WHAT NEEDS TO BE DONE =
Reply only with how many lines contain the word "drawing".

DATA SECTION =
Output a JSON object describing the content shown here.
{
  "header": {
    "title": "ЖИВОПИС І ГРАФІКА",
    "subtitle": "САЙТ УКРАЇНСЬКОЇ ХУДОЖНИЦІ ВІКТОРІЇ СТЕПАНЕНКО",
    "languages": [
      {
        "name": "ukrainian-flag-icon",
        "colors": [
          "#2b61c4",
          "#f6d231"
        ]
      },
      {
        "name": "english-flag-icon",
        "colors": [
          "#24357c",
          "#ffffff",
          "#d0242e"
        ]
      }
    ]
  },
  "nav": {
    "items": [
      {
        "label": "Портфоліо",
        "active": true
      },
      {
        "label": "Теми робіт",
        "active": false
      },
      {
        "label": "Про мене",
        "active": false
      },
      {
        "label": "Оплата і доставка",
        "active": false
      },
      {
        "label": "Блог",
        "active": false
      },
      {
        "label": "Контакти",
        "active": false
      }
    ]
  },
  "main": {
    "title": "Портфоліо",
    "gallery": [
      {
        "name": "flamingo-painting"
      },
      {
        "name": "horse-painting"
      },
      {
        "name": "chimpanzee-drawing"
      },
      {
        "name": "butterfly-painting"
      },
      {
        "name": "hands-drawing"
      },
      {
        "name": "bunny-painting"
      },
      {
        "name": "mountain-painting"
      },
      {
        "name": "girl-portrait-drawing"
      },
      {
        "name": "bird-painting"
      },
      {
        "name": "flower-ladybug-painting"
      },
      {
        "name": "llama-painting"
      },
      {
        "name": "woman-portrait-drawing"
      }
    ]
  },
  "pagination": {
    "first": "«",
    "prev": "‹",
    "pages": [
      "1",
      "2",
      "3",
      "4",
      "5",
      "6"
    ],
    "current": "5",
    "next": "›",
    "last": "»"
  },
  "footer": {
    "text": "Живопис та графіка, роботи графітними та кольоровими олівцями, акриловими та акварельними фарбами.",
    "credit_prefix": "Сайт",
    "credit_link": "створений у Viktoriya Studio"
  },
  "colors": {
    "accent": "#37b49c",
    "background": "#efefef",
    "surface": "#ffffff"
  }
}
* * *
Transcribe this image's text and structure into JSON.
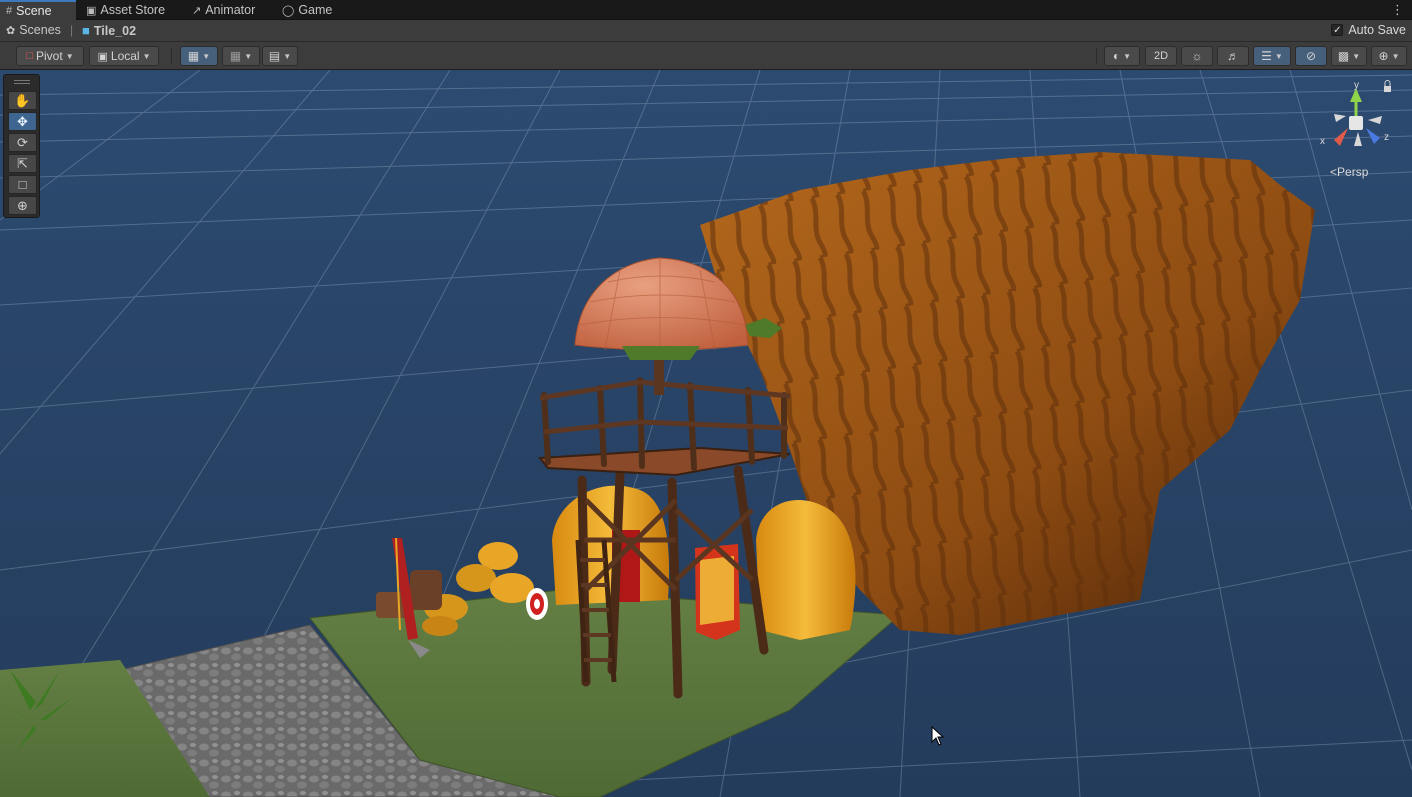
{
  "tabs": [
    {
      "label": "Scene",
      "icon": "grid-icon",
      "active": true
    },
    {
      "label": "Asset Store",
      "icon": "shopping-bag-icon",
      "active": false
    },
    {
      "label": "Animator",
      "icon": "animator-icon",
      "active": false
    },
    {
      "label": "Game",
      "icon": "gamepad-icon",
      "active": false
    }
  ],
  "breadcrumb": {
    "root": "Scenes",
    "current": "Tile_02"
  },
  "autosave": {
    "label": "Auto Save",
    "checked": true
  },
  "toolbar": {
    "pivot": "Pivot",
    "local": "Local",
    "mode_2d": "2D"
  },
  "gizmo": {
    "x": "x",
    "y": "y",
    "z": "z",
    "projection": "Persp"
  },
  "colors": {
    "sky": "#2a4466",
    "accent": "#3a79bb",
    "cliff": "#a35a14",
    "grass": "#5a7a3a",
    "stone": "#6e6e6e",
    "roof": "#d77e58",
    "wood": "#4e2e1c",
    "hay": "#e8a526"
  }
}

TASK OUTPUT =
4